**EXERCISE**
Spot every line with the word "structured" and return it.
## START EXTRACTED DATA
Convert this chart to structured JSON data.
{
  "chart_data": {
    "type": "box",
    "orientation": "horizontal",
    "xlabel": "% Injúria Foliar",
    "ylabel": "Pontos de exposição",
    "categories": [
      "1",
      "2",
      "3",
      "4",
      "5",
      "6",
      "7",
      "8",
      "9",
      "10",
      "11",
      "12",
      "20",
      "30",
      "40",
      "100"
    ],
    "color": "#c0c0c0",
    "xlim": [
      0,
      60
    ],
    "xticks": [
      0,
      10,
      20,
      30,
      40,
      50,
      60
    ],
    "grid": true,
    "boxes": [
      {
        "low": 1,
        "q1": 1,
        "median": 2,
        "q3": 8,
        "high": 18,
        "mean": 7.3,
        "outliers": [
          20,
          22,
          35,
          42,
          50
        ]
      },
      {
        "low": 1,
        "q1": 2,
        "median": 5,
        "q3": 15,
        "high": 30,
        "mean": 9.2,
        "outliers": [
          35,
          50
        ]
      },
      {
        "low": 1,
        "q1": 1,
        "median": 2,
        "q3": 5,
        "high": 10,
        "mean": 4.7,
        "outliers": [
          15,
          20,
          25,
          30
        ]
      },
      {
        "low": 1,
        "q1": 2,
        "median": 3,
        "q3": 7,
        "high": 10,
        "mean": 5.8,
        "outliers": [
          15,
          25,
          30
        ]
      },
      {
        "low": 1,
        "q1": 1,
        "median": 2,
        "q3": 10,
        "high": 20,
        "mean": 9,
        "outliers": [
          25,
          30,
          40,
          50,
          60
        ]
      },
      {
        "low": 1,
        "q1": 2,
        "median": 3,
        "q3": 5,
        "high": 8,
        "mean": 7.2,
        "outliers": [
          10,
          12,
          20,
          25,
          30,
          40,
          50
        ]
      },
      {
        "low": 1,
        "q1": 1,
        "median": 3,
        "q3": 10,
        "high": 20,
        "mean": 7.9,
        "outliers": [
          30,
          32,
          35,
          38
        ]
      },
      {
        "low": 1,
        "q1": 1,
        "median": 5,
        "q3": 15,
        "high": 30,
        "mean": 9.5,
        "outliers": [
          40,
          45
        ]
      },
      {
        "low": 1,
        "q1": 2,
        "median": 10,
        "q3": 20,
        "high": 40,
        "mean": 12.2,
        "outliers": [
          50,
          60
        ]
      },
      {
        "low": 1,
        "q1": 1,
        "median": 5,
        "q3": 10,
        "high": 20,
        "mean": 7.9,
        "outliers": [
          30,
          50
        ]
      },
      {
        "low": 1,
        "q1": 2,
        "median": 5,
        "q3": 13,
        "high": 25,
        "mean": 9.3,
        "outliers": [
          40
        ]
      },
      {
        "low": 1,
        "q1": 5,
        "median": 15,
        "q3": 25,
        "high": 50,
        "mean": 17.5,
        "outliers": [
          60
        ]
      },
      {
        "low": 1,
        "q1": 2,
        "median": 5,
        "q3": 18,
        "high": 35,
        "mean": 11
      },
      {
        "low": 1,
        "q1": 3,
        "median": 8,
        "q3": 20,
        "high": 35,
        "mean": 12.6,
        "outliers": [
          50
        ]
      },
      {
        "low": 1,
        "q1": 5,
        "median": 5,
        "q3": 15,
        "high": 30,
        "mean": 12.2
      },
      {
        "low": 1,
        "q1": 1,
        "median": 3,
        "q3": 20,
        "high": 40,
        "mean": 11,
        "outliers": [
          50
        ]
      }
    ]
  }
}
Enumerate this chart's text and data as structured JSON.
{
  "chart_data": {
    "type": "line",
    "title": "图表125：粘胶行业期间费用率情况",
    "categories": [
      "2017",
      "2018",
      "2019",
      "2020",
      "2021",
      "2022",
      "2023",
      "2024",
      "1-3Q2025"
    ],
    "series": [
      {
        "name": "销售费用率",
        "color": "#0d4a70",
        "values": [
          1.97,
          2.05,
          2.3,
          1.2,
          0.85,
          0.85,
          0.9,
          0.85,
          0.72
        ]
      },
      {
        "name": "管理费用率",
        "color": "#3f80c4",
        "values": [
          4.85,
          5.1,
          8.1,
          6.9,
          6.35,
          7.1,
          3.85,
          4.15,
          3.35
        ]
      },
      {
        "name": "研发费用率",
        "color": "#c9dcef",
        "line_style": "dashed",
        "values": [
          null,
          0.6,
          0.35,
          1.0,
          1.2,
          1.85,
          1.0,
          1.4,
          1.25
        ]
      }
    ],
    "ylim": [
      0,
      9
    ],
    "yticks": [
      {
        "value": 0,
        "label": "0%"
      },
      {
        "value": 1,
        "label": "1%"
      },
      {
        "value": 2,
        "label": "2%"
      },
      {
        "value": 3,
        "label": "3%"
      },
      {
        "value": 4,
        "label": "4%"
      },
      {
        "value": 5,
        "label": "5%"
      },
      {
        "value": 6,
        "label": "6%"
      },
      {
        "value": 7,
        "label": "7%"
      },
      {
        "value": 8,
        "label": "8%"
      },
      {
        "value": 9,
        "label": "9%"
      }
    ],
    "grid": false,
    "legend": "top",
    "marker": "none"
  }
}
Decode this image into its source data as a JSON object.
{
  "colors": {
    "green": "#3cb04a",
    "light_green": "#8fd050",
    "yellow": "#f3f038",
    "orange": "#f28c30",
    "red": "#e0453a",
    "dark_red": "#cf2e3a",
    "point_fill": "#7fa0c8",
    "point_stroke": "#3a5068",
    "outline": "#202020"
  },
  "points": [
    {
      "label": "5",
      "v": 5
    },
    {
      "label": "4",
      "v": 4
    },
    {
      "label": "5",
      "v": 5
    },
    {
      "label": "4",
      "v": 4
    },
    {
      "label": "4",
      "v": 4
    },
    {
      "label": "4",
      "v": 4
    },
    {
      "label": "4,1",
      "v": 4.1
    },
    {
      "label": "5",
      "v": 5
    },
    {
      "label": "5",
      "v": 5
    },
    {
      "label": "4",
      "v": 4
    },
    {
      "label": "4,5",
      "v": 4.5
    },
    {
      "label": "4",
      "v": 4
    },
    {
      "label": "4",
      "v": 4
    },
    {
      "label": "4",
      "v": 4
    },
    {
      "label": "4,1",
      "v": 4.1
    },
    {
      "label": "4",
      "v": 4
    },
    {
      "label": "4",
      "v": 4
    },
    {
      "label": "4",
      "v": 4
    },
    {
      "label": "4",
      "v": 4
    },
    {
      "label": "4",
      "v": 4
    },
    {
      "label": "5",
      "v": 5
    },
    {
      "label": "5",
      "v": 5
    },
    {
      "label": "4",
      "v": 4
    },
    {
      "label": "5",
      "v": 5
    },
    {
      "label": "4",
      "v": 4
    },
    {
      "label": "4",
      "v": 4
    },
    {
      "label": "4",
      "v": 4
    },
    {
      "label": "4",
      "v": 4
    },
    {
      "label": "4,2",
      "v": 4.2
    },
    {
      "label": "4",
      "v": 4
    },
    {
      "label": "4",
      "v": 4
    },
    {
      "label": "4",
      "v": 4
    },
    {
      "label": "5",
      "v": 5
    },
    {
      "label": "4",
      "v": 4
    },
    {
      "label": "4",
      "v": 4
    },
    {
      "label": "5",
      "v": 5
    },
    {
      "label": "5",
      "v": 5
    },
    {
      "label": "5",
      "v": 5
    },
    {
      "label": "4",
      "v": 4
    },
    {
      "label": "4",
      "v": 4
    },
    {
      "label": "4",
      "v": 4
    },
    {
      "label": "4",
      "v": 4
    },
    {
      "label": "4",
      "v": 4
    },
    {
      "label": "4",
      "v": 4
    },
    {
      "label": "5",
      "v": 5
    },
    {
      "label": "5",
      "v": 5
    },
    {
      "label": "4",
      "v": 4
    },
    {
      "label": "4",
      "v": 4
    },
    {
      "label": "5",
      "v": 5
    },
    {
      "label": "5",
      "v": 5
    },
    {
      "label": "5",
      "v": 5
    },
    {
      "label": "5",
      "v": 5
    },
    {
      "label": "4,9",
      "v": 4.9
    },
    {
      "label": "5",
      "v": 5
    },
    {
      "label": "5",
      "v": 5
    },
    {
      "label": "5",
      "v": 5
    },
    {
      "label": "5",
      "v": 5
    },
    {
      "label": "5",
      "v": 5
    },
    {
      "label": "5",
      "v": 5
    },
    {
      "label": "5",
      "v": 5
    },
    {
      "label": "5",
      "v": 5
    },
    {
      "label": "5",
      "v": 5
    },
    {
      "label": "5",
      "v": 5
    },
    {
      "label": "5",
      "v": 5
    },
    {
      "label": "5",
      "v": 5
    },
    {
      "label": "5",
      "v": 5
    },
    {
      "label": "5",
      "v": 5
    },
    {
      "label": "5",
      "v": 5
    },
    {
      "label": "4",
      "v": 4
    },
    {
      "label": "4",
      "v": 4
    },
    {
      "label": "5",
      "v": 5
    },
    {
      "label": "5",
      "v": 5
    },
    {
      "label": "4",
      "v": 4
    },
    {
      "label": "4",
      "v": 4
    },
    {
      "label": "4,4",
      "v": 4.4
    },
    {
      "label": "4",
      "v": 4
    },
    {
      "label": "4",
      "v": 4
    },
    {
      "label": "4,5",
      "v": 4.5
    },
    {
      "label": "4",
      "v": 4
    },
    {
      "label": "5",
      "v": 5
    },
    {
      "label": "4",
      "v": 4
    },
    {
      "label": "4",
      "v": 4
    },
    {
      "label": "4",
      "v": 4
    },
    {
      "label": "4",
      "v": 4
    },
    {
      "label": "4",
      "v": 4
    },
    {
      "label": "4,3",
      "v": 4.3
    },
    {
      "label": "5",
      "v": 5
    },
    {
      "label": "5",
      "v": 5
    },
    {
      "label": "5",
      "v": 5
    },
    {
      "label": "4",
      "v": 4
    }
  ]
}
## END EXTRACTED DATA
**RESPONSE BELOW**
Convert this chart to structured JSON data.
Enumerate this chart's text and data as structured JSON.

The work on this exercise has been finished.